WRITTEN EXERCISE: From the listing below, work out how many lines contain "this". Reply with that number only.
**** STORED ROWS
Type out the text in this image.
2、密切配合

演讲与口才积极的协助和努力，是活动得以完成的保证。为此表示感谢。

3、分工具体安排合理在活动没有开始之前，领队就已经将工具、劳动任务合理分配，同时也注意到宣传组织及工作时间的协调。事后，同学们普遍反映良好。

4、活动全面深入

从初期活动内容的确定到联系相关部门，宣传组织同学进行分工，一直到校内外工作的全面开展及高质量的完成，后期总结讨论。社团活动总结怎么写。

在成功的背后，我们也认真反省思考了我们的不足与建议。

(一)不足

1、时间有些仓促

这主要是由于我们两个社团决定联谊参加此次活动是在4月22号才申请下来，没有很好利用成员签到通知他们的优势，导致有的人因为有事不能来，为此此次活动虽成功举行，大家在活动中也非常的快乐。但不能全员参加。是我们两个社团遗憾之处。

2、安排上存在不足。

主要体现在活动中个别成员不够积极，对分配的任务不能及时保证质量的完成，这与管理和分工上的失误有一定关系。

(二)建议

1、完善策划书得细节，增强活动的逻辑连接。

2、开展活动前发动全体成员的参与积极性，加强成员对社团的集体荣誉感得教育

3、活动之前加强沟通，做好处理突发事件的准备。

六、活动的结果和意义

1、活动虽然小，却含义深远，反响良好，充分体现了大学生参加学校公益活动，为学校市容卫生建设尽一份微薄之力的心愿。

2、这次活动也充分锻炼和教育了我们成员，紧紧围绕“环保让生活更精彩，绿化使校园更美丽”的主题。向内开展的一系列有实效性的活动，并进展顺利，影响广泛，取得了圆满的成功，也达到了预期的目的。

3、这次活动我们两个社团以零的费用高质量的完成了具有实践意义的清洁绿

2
********
**** STORED ROWS
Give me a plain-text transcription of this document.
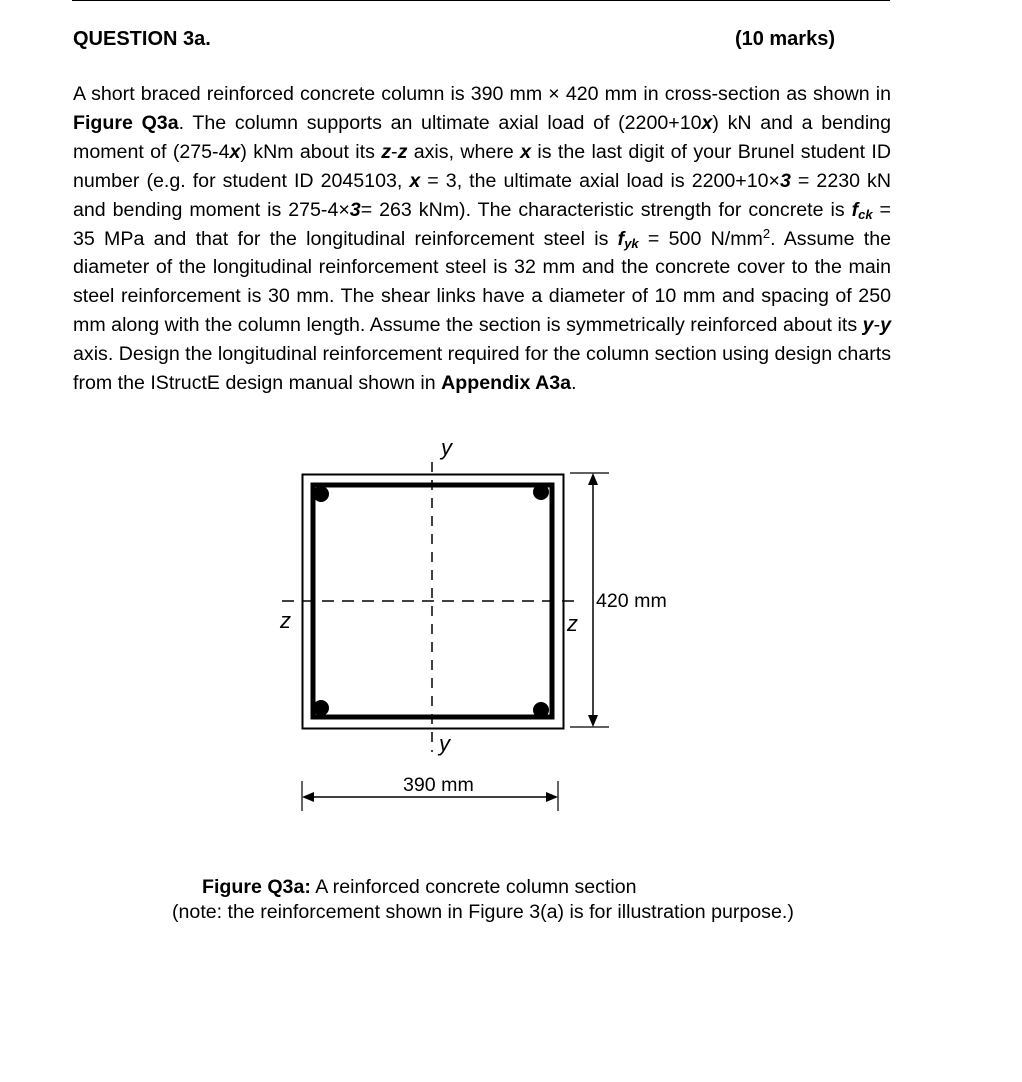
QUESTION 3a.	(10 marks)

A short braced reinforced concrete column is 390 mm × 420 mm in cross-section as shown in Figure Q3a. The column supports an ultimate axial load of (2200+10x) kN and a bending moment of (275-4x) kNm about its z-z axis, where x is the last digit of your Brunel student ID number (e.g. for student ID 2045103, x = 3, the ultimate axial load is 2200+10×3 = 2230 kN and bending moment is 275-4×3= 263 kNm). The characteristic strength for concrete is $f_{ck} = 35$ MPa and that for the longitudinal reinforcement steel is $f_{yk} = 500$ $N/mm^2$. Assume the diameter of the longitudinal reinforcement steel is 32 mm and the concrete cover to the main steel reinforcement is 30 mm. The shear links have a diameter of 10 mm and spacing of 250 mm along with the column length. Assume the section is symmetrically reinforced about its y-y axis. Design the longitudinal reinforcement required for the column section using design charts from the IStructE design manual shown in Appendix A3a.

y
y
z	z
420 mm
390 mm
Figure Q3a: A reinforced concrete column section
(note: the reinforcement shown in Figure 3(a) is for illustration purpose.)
********
RESPONSE: 2